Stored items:
────────────────────────────────────────

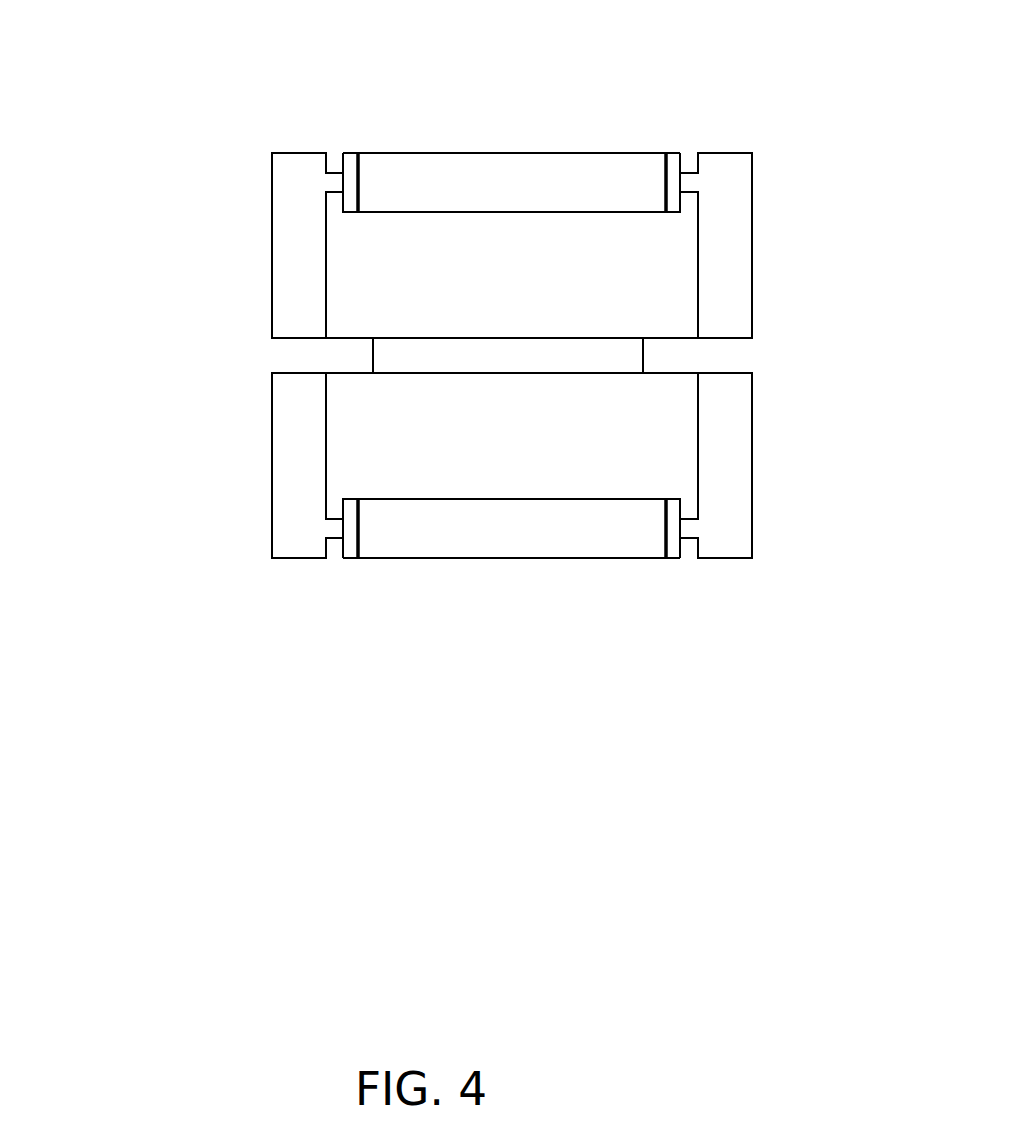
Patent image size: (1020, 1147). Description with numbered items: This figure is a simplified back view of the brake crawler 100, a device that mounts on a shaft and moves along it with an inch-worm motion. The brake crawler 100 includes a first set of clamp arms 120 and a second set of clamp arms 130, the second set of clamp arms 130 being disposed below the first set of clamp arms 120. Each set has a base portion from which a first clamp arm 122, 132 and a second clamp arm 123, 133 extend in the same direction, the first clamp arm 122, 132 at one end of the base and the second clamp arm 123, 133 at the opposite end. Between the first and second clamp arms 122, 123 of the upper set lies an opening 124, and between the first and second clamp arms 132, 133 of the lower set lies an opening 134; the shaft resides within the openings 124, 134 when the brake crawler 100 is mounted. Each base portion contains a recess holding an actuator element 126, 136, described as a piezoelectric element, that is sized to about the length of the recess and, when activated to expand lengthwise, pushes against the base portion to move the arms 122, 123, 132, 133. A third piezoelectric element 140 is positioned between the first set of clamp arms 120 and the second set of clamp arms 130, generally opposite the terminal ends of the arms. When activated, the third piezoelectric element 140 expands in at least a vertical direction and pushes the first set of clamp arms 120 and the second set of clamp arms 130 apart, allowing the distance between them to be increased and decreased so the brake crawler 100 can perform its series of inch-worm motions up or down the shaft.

The brake crawler 100 is at (156, 123).
The first set of clamp arms 120 is at (228, 150).
The first clamp arm 122 is at (285, 177).
The second clamp arm 123 is at (731, 233).
The opening 124 is at (590, 262).
The actuator element (piezoelectric element) 126 is at (510, 180).
The second set of clamp arms 130 is at (247, 383).
The first clamp arm 132 is at (315, 528).
The second clamp arm 133 is at (752, 513).
The opening 134 is at (620, 465).
The actuator element (piezoelectric element) 136 is at (467, 508).
The third piezoelectric element 140 is at (667, 349).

────────────────────────────────────────

> _WHAT IS EXPECTED_
Copy every entry above word for word, leaving out the pictures.

> _RESPONSE_
Patent image size: (1020, 1147). Description with numbered items: This figure is a simplified back view of the brake crawler 100, a device that mounts on a shaft and moves along it with an inch-worm motion. The brake crawler 100 includes a first set of clamp arms 120 and a second set of clamp arms 130, the second set of clamp arms 130 being disposed below the first set of clamp arms 120. Each set has a base portion from which a first clamp arm 122, 132 and a second clamp arm 123, 133 extend in the same direction, the first clamp arm 122, 132 at one end of the base and the second clamp arm 123, 133 at the opposite end. Between the first and second clamp arms 122, 123 of the upper set lies an opening 124, and between the first and second clamp arms 132, 133 of the lower set lies an opening 134; the shaft resides within the openings 124, 134 when the brake crawler 100 is mounted. Each base portion contains a recess holding an actuator element 126, 136, described as a piezoelectric element, that is sized to about the length of the recess and, when activated to expand lengthwise, pushes against the base portion to move the arms 122, 123, 132, 133. A third piezoelectric element 140 is positioned between the first set of clamp arms 120 and the second set of clamp arms 130, generally opposite the terminal ends of the arms. When activated, the third piezoelectric element 140 expands in at least a vertical direction and pushes the first set of clamp arms 120 and the second set of clamp arms 130 apart, allowing the distance between them to be increased and decreased so the brake crawler 100 can perform its series of inch-worm motions up or down the shaft.

The brake crawler 100 is at (156, 123).
The first set of clamp arms 120 is at (228, 150).
The first clamp arm 122 is at (285, 177).
The second clamp arm 123 is at (731, 233).
The opening 124 is at (590, 262).
The actuator element (piezoelectric element) 126 is at (510, 180).
The second set of clamp arms 130 is at (247, 383).
The first clamp arm 132 is at (315, 528).
The second clamp arm 133 is at (752, 513).
The opening 134 is at (620, 465).
The actuator element (piezoelectric element) 136 is at (467, 508).
The third piezoelectric element 140 is at (667, 349).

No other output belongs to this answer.